[WRITTEN PROBLEM]
Locate and copy each line in the data that contains the word "symbol".

[Data records]
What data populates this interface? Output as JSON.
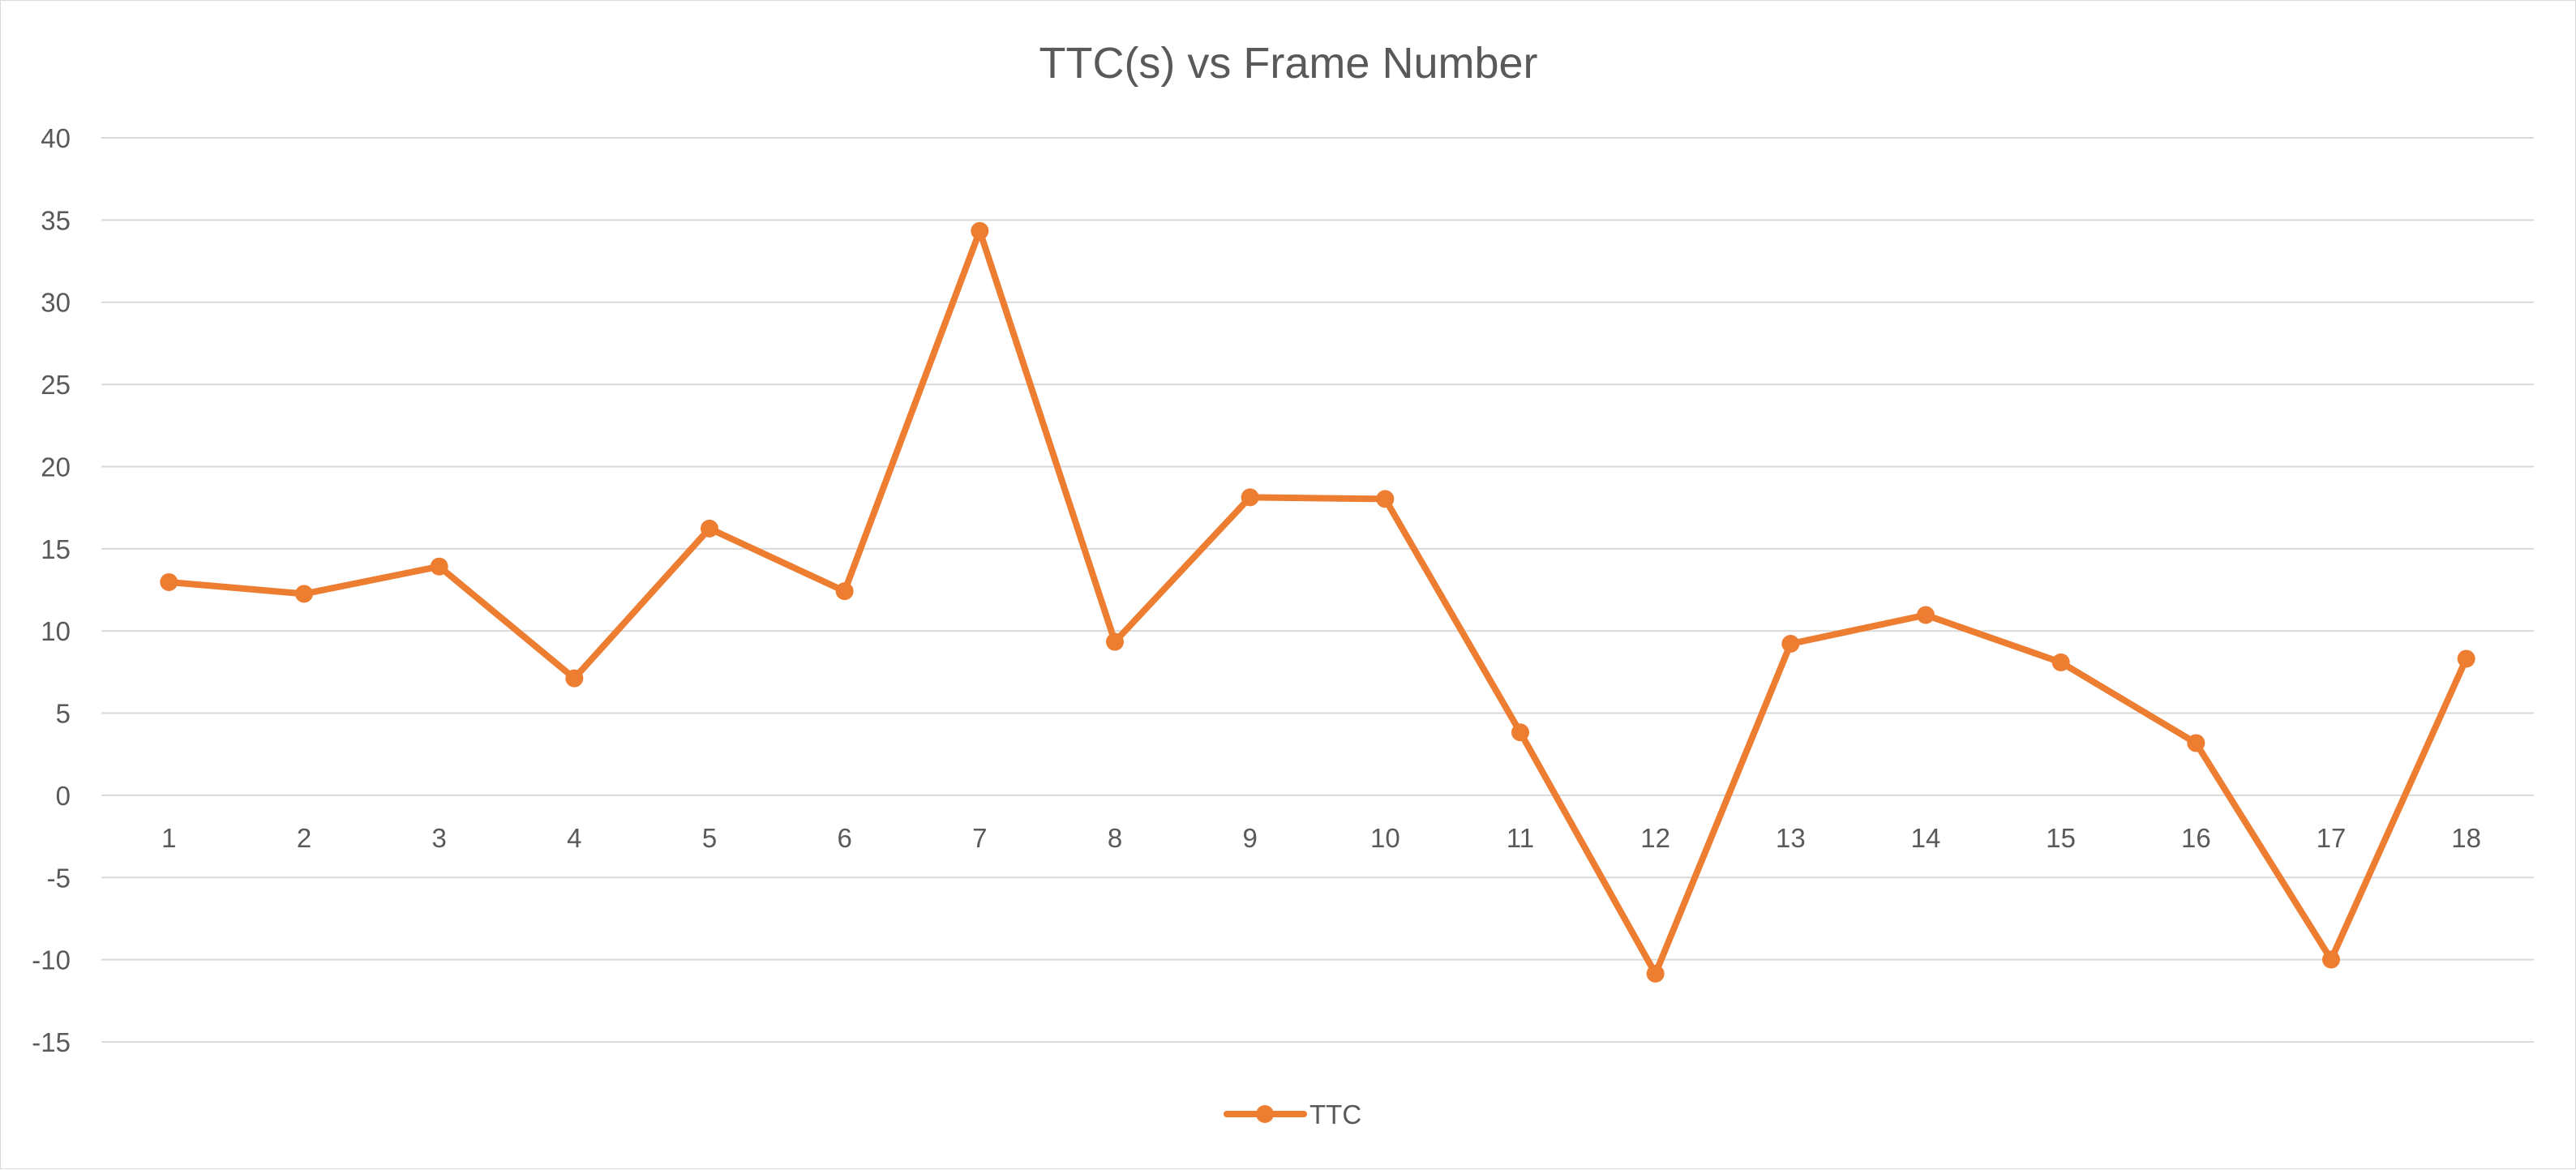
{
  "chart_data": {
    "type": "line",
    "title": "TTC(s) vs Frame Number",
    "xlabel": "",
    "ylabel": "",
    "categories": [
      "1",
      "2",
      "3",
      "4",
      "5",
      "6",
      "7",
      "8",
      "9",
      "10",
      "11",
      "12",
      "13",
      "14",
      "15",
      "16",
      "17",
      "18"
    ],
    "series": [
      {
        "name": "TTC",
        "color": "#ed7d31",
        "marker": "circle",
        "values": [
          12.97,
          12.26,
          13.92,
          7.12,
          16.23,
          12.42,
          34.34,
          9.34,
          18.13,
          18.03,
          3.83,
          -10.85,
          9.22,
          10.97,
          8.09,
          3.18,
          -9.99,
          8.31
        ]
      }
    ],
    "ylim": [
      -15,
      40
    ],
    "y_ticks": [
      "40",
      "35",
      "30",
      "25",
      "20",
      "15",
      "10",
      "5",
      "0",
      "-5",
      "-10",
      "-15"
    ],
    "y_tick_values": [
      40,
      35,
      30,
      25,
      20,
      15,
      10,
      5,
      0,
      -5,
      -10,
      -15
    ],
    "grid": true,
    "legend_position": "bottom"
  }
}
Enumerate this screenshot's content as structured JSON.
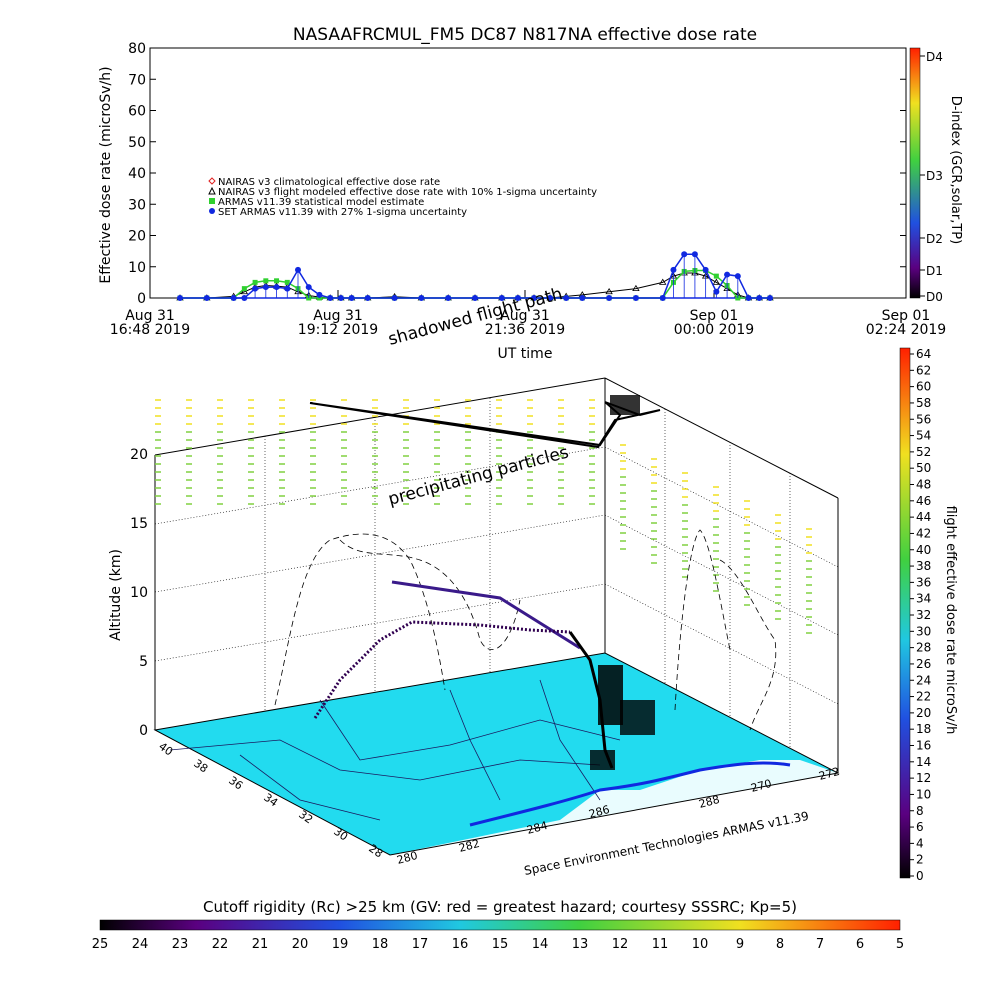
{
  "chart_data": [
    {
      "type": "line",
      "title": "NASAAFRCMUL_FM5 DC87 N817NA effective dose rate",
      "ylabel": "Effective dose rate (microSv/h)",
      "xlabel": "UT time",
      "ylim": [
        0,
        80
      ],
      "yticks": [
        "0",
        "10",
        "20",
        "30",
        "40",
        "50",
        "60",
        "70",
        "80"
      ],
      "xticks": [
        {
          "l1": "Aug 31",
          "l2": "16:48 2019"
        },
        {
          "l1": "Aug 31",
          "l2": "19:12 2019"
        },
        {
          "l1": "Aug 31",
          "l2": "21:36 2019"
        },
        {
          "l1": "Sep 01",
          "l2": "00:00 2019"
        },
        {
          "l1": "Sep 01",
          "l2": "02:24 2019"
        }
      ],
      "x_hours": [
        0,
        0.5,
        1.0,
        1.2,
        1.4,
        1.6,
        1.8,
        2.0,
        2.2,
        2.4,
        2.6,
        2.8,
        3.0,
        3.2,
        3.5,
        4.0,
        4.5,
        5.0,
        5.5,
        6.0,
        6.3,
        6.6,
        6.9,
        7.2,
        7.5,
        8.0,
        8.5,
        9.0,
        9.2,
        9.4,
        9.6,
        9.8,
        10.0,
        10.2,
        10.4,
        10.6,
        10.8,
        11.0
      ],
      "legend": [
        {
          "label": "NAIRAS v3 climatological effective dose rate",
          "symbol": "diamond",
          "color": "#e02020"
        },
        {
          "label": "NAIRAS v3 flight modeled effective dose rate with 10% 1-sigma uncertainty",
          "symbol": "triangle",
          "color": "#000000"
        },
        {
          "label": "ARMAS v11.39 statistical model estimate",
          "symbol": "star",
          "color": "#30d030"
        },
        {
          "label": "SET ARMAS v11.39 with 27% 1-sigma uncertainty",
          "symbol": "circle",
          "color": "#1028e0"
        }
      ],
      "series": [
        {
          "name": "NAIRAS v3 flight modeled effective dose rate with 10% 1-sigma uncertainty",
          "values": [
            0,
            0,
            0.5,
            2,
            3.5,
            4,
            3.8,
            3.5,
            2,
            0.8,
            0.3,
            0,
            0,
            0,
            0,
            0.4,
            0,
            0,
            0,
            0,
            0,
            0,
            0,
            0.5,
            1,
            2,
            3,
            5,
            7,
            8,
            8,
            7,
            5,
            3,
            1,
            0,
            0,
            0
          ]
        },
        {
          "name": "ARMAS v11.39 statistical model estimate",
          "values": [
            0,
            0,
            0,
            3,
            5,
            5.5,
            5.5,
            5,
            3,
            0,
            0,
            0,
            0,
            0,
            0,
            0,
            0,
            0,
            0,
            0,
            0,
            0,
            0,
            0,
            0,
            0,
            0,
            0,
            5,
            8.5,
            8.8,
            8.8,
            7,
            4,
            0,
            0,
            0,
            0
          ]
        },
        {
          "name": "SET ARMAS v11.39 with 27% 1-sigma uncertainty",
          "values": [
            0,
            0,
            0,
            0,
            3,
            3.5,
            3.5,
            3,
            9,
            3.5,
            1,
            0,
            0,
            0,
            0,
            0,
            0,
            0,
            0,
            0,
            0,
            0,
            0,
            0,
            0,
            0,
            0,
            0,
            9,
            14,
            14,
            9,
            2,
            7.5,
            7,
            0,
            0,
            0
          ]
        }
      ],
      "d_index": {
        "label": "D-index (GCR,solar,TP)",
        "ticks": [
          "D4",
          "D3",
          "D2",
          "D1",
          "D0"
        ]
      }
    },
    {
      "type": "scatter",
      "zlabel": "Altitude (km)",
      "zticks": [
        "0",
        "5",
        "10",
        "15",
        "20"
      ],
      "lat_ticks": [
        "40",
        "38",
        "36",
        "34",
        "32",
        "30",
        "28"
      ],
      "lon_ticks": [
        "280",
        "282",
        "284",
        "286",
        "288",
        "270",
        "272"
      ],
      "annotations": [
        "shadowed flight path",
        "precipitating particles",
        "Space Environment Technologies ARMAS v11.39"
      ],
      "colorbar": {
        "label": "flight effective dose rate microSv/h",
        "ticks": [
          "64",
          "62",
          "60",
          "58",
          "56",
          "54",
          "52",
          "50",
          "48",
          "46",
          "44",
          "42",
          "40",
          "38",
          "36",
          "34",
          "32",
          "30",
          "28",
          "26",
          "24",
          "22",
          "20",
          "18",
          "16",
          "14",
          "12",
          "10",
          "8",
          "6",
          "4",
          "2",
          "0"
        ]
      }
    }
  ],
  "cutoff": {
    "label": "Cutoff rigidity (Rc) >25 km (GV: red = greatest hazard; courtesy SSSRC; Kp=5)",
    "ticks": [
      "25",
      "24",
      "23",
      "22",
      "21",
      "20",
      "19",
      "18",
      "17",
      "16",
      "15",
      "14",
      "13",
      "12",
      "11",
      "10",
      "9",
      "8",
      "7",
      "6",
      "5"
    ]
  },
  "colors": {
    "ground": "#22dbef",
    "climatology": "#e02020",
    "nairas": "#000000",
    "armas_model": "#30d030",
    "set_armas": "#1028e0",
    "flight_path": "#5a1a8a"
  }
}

[WRITTEN SOLUTION]
          "symbol": "diamond",
          "symbol": "triangle",
          "symbol": "star",
          "symbol": "circle",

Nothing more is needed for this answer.